**WHAT IS REQUIRED**
In the forum thread below reviewing Auto Finesse products, what total did the first poster pay for the wool mitt, drying towel and set of three alloy wheel brushes?

**TEXT SHOWN**
# AUTO FINESSE review



## dippa (Mar 8, 2007)

So the other week i brought some bits from the auto finesse stand at the auto sport show, a wool mitt, drying towel and some alloy wheel cleaning brushes set of 3 , all came to a tidy discounted sum of £40. 

Used them today and i must admit what a waste of money the mitt once wet is very poor quality and the elastic on the wrist is it too small to get your hands in, the alloy wheel cleaning brushes once wet obviously quite heavy don't seem to feel up to the task and don't even fit in most alloys gaps and hold the dirt as the material used is cheap.

Overall not as good as other brands I've previously used and these guys seem to be everywhere . 

All i kept thinking was this is some cheap china stuff branded and promoted well.


----------



## gtr mart (Mar 29, 2004)

Good feedback, thanks. I find the stuff a bit hit nd miss. I like the avalanche snowfoam. But had some wheel cleaner and didn't think it that good. Shan't be trying the mit's now.


----------



## matty32 (Dec 18, 2005)

well for cleaning the car, my trusty set up for years has been the following.

(there are more stuff like clay bars etc, but these are the basics). Plus get yourself some decent microfibers. i only use them once then bin them to avoid any scratches, or reuse them on the engine etc if they have been used for bodywork.

glass cleaner (angelwax) & fall out remover

"vision" & "Revelation"

https://angelwax.co.uk/

buckets 
Scratch Shield Bucket Filter | Grit Guard Bucket Insert plus poor boys bucket

or

Grit Guard® Insert & Mirror Bright Bucket

wheel brush (does not snap etc, great quality)
EZ Detail GO EZ Brush | Heavy Duty Wheel Cleaning Brush


citrus cleaner (like valet pro)

Swissvax Wheel Brush | Ultra-Safe Pigs Hair Wheel Cleaning Brush

shampoo

Soft Wash Gel

grime remover
R222 Total Auto Wash | Ultra-Safe Bug & Grime Remover

dryer

www.swissvax.co.uk

waxes, 

Fusso type (JP) is the best, but they do vary. 

UK based ones like Finishkare are good (pink wax 2685)

Detailing spray (various) but finishkare pink 425 is good

leather cleaner

Gold Class Rich Leather Cleaner & Conditioner 400ML


i have tried alot over the years, chemical guys etc

but those who know me and how much time i take to clean the car(s) etc know the above is a good sounding set of products.

hope it helps.

oh and on a side note, out of all the wash mits.

**Layout coordinate data**
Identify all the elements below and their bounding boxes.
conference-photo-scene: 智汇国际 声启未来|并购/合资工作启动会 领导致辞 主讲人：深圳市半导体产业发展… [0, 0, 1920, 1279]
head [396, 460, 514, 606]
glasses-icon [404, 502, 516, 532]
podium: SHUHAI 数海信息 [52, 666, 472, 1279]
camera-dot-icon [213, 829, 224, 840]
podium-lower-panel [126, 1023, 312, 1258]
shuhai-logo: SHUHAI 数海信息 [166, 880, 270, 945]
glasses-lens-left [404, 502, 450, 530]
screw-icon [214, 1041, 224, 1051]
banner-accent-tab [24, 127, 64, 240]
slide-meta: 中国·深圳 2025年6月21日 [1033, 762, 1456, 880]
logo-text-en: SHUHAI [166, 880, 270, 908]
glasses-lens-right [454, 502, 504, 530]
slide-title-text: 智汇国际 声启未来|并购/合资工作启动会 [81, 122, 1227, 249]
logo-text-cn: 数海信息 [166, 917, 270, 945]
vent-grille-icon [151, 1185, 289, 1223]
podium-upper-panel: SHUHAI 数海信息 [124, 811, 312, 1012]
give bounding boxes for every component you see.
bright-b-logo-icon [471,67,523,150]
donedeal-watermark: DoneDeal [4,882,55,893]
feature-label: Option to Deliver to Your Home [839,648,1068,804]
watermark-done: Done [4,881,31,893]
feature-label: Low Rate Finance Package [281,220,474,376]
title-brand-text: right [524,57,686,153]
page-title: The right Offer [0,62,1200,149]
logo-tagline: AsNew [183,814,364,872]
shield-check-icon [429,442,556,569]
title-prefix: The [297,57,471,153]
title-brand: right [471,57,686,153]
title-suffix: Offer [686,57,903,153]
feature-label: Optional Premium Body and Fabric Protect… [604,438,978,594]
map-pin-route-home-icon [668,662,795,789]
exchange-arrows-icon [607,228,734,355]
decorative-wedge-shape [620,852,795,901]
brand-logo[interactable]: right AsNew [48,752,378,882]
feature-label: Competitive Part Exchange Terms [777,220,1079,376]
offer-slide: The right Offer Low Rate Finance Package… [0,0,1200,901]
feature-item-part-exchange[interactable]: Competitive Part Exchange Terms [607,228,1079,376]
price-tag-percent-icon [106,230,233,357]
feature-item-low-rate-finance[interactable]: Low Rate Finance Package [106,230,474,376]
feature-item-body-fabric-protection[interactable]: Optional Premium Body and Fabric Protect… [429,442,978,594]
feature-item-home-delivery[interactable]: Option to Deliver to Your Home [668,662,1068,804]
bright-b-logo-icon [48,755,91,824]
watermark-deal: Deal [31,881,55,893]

**CORRECT ANSWER**
£40, a discounted sum.